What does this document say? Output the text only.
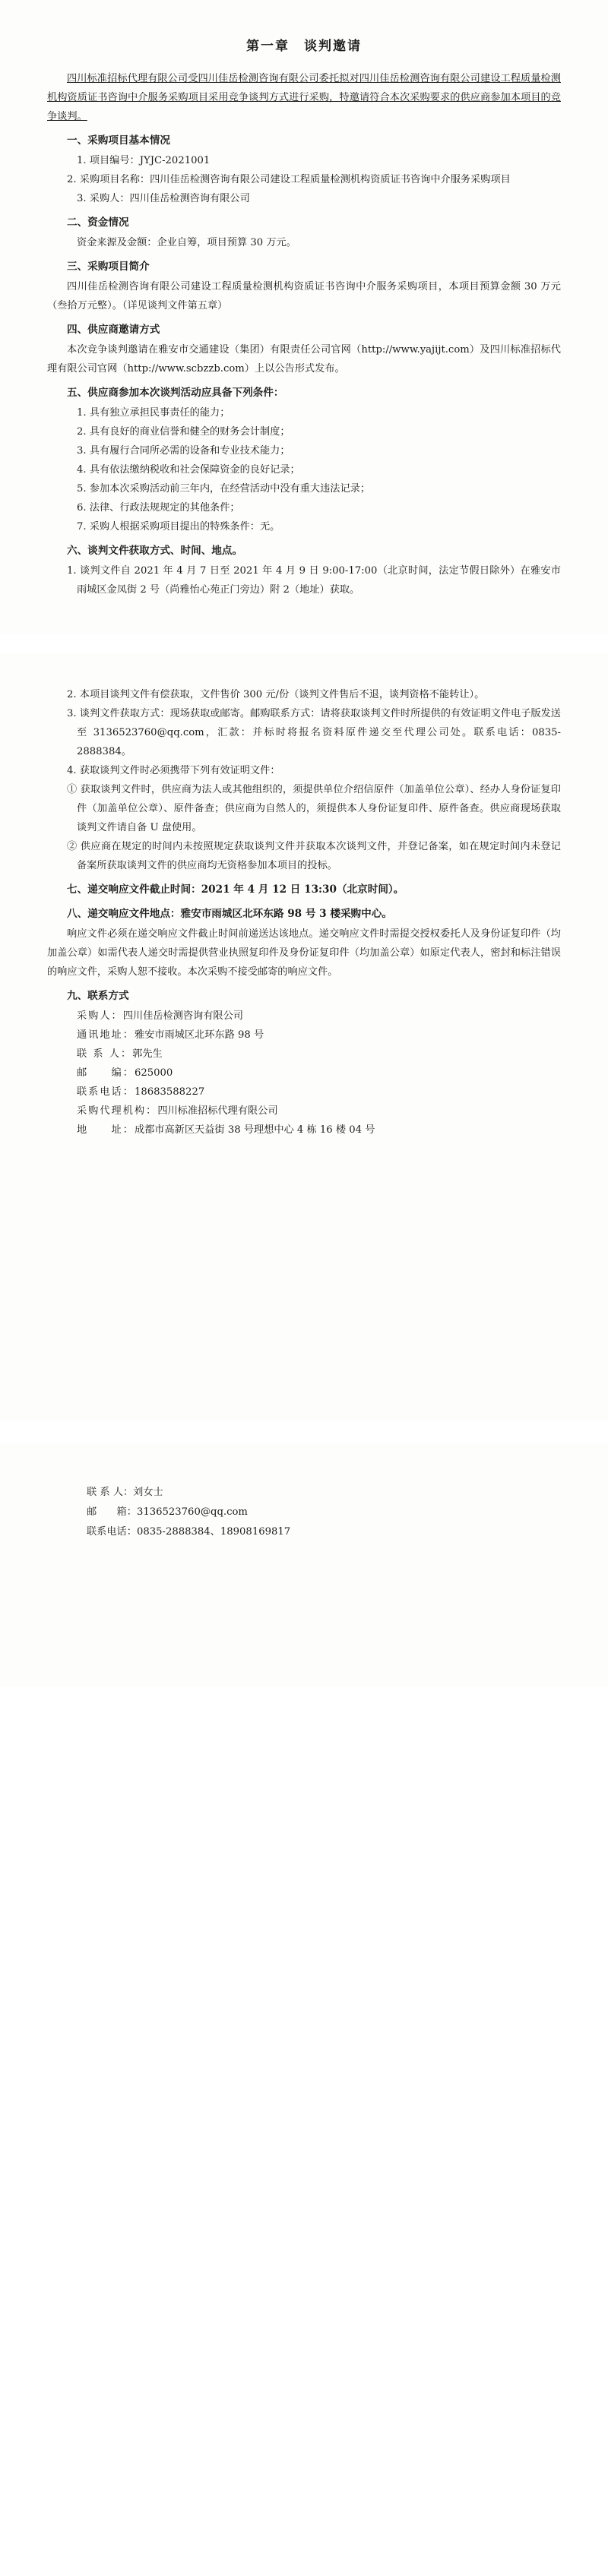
第一章　谈判邀请

四川标准招标代理有限公司受四川佳岳检测咨询有限公司委托拟对四川佳岳检测咨询有限公司建设工程质量检测机构资质证书咨询中介服务采购项目采用竞争谈判方式进行采购，特邀请符合本次采购要求的供应商参加本项目的竞争谈判。

一、采购项目基本情况

1. 项目编号：JYJC-2021001

2. 采购项目名称：四川佳岳检测咨询有限公司建设工程质量检测机构资质证书咨询中介服务采购项目

3. 采购人：四川佳岳检测咨询有限公司

二、资金情况

资金来源及金额：企业自筹，项目预算 30 万元。

三、采购项目简介

四川佳岳检测咨询有限公司建设工程质量检测机构资质证书咨询中介服务采购项目，本项目预算金额 30 万元（叁拾万元整）。（详见谈判文件第五章）

四、供应商邀请方式

本次竞争谈判邀请在雅安市交通建设（集团）有限责任公司官网（http://www.yajijt.com）及四川标准招标代理有限公司官网（http://www.scbzzb.com）上以公告形式发布。

五、供应商参加本次谈判活动应具备下列条件：

1. 具有独立承担民事责任的能力；

2. 具有良好的商业信誉和健全的财务会计制度；

3. 具有履行合同所必需的设备和专业技术能力；

4. 具有依法缴纳税收和社会保障资金的良好记录；

5. 参加本次采购活动前三年内，在经营活动中没有重大违法记录；

6. 法律、行政法规规定的其他条件；

7. 采购人根据采购项目提出的特殊条件：无。

六、谈判文件获取方式、时间、地点。

1. 谈判文件自 2021 年 4 月 7 日至 2021 年 4 月 9 日 9:00-17:00（北京时间，法定节假日除外）在雅安市雨城区金凤街 2 号（尚雅怡心苑正门旁边）附 2（地址）获取。

2. 本项目谈判文件有偿获取，文件售价 300 元/份（谈判文件售后不退，谈判资格不能转让）。

3. 谈判文件获取方式：现场获取或邮寄。邮购联系方式：请将获取谈判文件时所提供的有效证明文件电子版发送至 3136523760@qq.com，汇款：并标时将报名资料原件递交至代理公司处。联系电话：0835-2888384。

4. 获取谈判文件时必须携带下列有效证明文件：

① 获取谈判文件时，供应商为法人或其他组织的，须提供单位介绍信原件（加盖单位公章）、经办人身份证复印件（加盖单位公章）、原件备查；供应商为自然人的，须提供本人身份证复印件、原件备查。供应商现场获取谈判文件请自备 U 盘使用。

② 供应商在规定的时间内未按照规定获取谈判文件并获取本次谈判文件，并登记备案，如在规定时间内未登记备案所获取谈判文件的供应商均无资格参加本项目的投标。

七、递交响应文件截止时间：2021 年 4 月 12 日 13:30（北京时间）。
八、递交响应文件地点：雅安市雨城区北环东路 98 号 3 楼采购中心。

响应文件必须在递交响应文件截止时间前递送达该地点。递交响应文件时需提交授权委托人及身份证复印件（均加盖公章）如需代表人递交时需提供营业执照复印件及身份证复印件（均加盖公章）如原定代表人，密封和标注错误的响应文件，采购人恕不接收。本次采购不接受邮寄的响应文件。

九、联系方式

采购人：四川佳岳检测咨询有限公司

通讯地址：雅安市雨城区北环东路 98 号

联 系 人：郭先生

邮　　编：625000

联系电话：18683588227

采购代理机构：四川标准招标代理有限公司

地　　址：成都市高新区天益街 38 号理想中心 4 栋 16 楼 04 号

联 系 人：刘女士

邮　　箱：3136523760@qq.com

联系电话：0835-2888384、18908169817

◇ ◇ ◇

[Aim of the exercise]
Leave the pictures out and copy the rest of the data exactly.

[Output of the task]
What does this document say? Output the text only.
第一章　谈判邀请

四川标准招标代理有限公司受四川佳岳检测咨询有限公司委托拟对四川佳岳检测咨询有限公司建设工程质量检测机构资质证书咨询中介服务采购项目采用竞争谈判方式进行采购，特邀请符合本次采购要求的供应商参加本项目的竞争谈判。

一、采购项目基本情况

1. 项目编号：JYJC-2021001

2. 采购项目名称：四川佳岳检测咨询有限公司建设工程质量检测机构资质证书咨询中介服务采购项目

3. 采购人：四川佳岳检测咨询有限公司

二、资金情况

资金来源及金额：企业自筹，项目预算 30 万元。

三、采购项目简介

四川佳岳检测咨询有限公司建设工程质量检测机构资质证书咨询中介服务采购项目，本项目预算金额 30 万元（叁拾万元整）。（详见谈判文件第五章）

四、供应商邀请方式

本次竞争谈判邀请在雅安市交通建设（集团）有限责任公司官网（http://www.yajijt.com）及四川标准招标代理有限公司官网（http://www.scbzzb.com）上以公告形式发布。

五、供应商参加本次谈判活动应具备下列条件：

1. 具有独立承担民事责任的能力；

2. 具有良好的商业信誉和健全的财务会计制度；

3. 具有履行合同所必需的设备和专业技术能力；

4. 具有依法缴纳税收和社会保障资金的良好记录；

5. 参加本次采购活动前三年内，在经营活动中没有重大违法记录；

6. 法律、行政法规规定的其他条件；

7. 采购人根据采购项目提出的特殊条件：无。

六、谈判文件获取方式、时间、地点。

1. 谈判文件自 2021 年 4 月 7 日至 2021 年 4 月 9 日 9:00-17:00（北京时间，法定节假日除外）在雅安市雨城区金凤街 2 号（尚雅怡心苑正门旁边）附 2（地址）获取。

2. 本项目谈判文件有偿获取，文件售价 300 元/份（谈判文件售后不退，谈判资格不能转让）。

3. 谈判文件获取方式：现场获取或邮寄。邮购联系方式：请将获取谈判文件时所提供的有效证明文件电子版发送至 3136523760@qq.com，汇款：并标时将报名资料原件递交至代理公司处。联系电话：0835-2888384。

4. 获取谈判文件时必须携带下列有效证明文件：

① 获取谈判文件时，供应商为法人或其他组织的，须提供单位介绍信原件（加盖单位公章）、经办人身份证复印件（加盖单位公章）、原件备查；供应商为自然人的，须提供本人身份证复印件、原件备查。供应商现场获取谈判文件请自备 U 盘使用。

② 供应商在规定的时间内未按照规定获取谈判文件并获取本次谈判文件，并登记备案，如在规定时间内未登记备案所获取谈判文件的供应商均无资格参加本项目的投标。

七、递交响应文件截止时间：2021 年 4 月 12 日 13:30（北京时间）。
八、递交响应文件地点：雅安市雨城区北环东路 98 号 3 楼采购中心。

响应文件必须在递交响应文件截止时间前递送达该地点。递交响应文件时需提交授权委托人及身份证复印件（均加盖公章）如需代表人递交时需提供营业执照复印件及身份证复印件（均加盖公章）如原定代表人，密封和标注错误的响应文件，采购人恕不接收。本次采购不接受邮寄的响应文件。

九、联系方式

采购人：四川佳岳检测咨询有限公司

通讯地址：雅安市雨城区北环东路 98 号

联 系 人：郭先生

邮　　编：625000

联系电话：18683588227

采购代理机构：四川标准招标代理有限公司

地　　址：成都市高新区天益街 38 号理想中心 4 栋 16 楼 04 号

联 系 人：刘女士

邮　　箱：3136523760@qq.com

联系电话：0835-2888384、18908169817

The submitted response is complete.